> THE EXERCISE: Count how many lines below include the string "Maria", and give that number without anything else.

> Dataset items:
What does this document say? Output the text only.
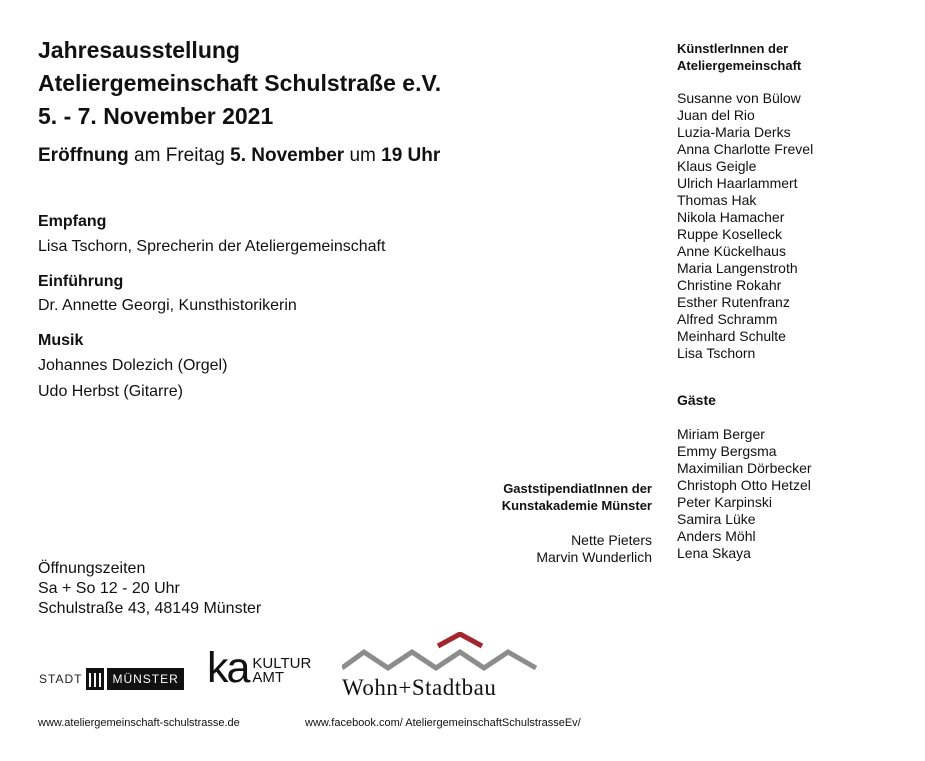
Jahresausstellung
Ateliergemeinschaft Schulstraße e.V.
5. - 7. November 2021
Eröffnung am Freitag 5. November um 19 Uhr
Empfang
Lisa Tschorn, Sprecherin der Ateliergemeinschaft
Einführung
Dr. Annette Georgi, Kunsthistorikerin
Musik
Johannes Dolezich (Orgel)
Udo Herbst (Gitarre)
Öffnungszeiten
Sa + So 12 - 20 Uhr
Schulstraße 43, 48149 Münster
KünstlerInnen der
Ateliergemeinschaft
Susanne von Bülow
Juan del Rio
Luzia-Maria Derks
Anna Charlotte Frevel
Klaus Geigle
Ulrich Haarlammert
Thomas Hak
Nikola Hamacher
Ruppe Koselleck
Anne Kückelhaus
Maria Langenstroth
Christine Rokahr
Esther Rutenfranz
Alfred Schramm
Meinhard Schulte
Lisa Tschorn
Gäste
Miriam Berger
Emmy Bergsma
Maximilian Dörbecker
Christoph Otto Hetzel
Peter Karpinski
Samira Lüke
Anders Möhl
Lena Skaya
GaststipendiatInnen der
Kunstakademie Münster
Nette Pieters
Marvin Wunderlich
STADT	MÜNSTER ka KULTUR
AMT	Wohn+Stadtbau
www.ateliergemeinschaft-schulstrasse.de	www.facebook.com/ AteliergemeinschaftSchulstrasseEv/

> CORRECT RESPONSE: 2